§ **Requirements**: Using the entries that follow, collect the lines where the word "Marginal" appears.

§ **Material provided**:
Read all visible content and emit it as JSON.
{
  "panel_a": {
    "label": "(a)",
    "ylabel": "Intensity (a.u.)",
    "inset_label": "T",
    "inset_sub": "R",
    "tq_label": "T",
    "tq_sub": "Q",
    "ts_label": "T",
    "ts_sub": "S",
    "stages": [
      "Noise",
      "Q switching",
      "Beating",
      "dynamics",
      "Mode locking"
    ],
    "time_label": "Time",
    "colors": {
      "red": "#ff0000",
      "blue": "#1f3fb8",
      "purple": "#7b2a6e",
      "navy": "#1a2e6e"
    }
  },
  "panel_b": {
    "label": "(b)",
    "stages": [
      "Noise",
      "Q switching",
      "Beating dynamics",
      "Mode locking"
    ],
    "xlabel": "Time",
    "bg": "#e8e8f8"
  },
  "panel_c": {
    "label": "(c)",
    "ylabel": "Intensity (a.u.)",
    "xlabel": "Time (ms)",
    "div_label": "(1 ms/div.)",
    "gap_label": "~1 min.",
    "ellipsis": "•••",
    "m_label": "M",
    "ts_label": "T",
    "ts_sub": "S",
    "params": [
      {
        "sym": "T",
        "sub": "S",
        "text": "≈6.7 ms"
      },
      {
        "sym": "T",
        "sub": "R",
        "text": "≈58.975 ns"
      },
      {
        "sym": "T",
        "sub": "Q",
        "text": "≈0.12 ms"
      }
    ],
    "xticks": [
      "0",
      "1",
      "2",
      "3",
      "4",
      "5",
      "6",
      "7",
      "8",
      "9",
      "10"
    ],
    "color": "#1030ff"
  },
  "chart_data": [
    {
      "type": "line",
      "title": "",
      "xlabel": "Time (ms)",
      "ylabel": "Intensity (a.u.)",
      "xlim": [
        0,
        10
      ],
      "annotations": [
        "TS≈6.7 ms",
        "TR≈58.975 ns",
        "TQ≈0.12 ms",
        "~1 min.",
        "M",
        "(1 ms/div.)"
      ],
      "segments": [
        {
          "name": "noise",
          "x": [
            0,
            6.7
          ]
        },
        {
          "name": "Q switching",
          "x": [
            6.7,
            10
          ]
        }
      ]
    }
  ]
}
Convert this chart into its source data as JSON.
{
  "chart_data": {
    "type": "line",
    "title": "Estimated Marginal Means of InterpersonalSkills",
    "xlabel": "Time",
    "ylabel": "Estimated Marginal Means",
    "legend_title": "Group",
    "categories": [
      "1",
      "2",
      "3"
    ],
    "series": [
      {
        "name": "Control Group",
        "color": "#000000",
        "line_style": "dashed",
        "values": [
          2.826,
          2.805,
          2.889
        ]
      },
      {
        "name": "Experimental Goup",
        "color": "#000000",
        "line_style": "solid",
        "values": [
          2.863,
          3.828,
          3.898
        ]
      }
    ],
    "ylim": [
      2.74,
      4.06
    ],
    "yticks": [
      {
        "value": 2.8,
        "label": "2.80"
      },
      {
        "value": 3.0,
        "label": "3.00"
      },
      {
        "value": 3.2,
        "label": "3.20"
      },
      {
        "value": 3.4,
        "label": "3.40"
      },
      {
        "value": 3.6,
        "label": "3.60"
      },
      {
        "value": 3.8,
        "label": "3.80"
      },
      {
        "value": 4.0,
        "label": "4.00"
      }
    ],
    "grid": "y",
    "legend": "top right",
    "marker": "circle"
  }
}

§ **Solution to the problem**:
    "title": "Estimated Marginal Means of InterpersonalSkills",
    "ylabel": "Estimated Marginal Means",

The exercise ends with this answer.